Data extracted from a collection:

[Start]

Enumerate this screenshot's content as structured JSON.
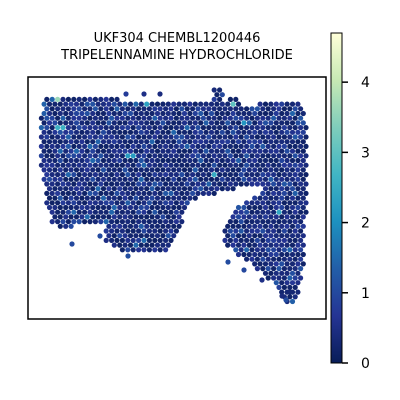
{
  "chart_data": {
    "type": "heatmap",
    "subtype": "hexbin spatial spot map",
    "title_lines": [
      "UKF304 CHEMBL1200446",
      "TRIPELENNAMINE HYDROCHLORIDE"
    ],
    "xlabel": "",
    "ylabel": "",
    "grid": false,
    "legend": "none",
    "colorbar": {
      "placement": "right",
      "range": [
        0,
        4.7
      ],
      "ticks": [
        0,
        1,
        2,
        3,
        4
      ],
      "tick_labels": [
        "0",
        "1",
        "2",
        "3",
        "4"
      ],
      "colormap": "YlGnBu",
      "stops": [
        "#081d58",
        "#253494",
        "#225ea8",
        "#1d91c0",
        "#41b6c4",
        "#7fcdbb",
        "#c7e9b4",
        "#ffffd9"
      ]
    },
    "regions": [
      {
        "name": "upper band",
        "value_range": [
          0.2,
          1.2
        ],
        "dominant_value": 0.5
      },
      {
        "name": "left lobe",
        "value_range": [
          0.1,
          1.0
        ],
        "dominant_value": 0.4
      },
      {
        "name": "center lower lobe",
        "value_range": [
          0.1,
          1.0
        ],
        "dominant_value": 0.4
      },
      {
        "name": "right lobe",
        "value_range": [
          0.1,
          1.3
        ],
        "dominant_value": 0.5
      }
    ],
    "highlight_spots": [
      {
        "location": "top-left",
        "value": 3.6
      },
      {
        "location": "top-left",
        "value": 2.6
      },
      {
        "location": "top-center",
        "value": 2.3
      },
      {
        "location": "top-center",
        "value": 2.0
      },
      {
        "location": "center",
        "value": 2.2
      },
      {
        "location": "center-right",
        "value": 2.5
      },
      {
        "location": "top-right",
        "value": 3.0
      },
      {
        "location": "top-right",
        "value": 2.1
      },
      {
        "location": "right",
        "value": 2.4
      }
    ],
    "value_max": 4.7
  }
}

[End]

WRITTEN REQUEST: How many lines of the listing include the string "center"? Answer with the number alone.

REPLY TO THE TASK: 5